Exercise requirements:
Extract the lines that carry the string "this" from the listing.
..........
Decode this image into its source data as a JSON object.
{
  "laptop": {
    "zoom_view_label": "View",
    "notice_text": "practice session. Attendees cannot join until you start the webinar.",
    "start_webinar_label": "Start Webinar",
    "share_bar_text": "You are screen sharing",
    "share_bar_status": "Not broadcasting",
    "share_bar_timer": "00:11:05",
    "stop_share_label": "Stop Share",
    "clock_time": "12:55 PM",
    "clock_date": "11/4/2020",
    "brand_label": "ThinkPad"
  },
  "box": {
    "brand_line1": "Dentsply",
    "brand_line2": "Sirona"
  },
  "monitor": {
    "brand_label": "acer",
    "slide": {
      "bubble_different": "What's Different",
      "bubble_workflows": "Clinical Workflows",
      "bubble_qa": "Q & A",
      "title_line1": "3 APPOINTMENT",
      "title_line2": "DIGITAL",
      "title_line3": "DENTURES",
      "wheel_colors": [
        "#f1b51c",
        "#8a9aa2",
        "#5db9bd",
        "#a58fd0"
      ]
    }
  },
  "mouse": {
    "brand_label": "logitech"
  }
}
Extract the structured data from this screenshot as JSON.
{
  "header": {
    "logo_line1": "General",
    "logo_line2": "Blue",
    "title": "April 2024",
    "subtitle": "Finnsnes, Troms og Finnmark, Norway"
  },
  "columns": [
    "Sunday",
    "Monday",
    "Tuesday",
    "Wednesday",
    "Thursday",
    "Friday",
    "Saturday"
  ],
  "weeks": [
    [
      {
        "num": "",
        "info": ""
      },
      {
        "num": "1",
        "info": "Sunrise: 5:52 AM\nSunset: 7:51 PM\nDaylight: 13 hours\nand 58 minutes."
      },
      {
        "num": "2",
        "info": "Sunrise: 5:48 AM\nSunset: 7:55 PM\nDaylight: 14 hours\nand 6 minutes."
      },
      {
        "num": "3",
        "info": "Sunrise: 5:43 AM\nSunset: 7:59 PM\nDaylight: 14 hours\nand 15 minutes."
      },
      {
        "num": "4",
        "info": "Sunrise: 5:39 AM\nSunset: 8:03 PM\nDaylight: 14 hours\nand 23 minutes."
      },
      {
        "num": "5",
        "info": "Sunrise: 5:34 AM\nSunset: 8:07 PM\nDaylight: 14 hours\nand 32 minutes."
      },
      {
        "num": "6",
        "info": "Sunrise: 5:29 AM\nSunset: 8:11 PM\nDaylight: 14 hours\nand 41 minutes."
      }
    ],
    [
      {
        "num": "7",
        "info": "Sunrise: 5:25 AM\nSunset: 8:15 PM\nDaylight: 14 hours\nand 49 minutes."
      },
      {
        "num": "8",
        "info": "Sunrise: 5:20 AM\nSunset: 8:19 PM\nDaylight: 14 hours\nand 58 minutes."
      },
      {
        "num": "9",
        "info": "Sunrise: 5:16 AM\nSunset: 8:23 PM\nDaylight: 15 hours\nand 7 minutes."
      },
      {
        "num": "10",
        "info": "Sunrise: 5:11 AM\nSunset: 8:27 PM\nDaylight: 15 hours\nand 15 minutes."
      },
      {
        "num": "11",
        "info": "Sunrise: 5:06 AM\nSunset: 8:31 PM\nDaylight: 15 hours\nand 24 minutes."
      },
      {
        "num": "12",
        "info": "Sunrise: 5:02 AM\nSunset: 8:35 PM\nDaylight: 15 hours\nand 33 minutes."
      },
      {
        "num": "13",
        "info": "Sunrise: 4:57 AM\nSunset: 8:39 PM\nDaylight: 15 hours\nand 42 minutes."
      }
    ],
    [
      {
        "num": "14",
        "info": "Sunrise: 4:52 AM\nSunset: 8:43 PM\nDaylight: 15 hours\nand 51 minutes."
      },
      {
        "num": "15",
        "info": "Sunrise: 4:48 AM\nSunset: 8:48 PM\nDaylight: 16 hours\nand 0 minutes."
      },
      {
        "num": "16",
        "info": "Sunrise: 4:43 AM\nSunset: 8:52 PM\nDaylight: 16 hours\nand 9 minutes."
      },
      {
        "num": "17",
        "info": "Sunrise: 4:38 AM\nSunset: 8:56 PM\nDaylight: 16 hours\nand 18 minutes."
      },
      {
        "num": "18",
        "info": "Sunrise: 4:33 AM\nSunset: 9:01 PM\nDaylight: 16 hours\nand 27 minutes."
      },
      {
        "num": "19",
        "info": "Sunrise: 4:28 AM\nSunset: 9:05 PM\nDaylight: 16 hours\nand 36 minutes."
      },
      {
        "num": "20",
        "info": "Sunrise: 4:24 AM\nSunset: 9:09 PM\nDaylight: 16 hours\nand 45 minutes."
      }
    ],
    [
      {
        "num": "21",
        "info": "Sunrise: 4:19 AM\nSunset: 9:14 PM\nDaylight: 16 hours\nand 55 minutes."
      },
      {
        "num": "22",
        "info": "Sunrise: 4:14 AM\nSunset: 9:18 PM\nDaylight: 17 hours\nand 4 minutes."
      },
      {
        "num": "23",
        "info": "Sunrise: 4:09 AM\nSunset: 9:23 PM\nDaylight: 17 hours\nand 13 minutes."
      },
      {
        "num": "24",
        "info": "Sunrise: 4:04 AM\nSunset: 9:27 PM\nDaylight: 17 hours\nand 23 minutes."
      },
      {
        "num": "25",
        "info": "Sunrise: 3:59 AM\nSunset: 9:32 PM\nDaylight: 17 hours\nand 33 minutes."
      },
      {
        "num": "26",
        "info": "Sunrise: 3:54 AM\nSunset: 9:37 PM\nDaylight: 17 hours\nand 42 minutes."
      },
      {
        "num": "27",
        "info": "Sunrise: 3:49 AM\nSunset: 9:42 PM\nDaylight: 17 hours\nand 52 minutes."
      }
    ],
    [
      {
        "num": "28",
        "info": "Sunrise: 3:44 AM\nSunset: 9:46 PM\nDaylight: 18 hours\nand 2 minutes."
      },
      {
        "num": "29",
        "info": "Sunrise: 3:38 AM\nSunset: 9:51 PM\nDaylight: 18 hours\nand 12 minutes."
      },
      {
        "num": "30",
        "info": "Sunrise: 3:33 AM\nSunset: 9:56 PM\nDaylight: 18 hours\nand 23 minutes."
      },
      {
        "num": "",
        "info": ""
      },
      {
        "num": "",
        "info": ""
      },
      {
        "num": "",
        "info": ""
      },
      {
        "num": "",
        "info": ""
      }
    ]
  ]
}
..........
Output of the task:
Decode this image into its source data as a JSON object.
Extract the structured data from this screenshot as JSON.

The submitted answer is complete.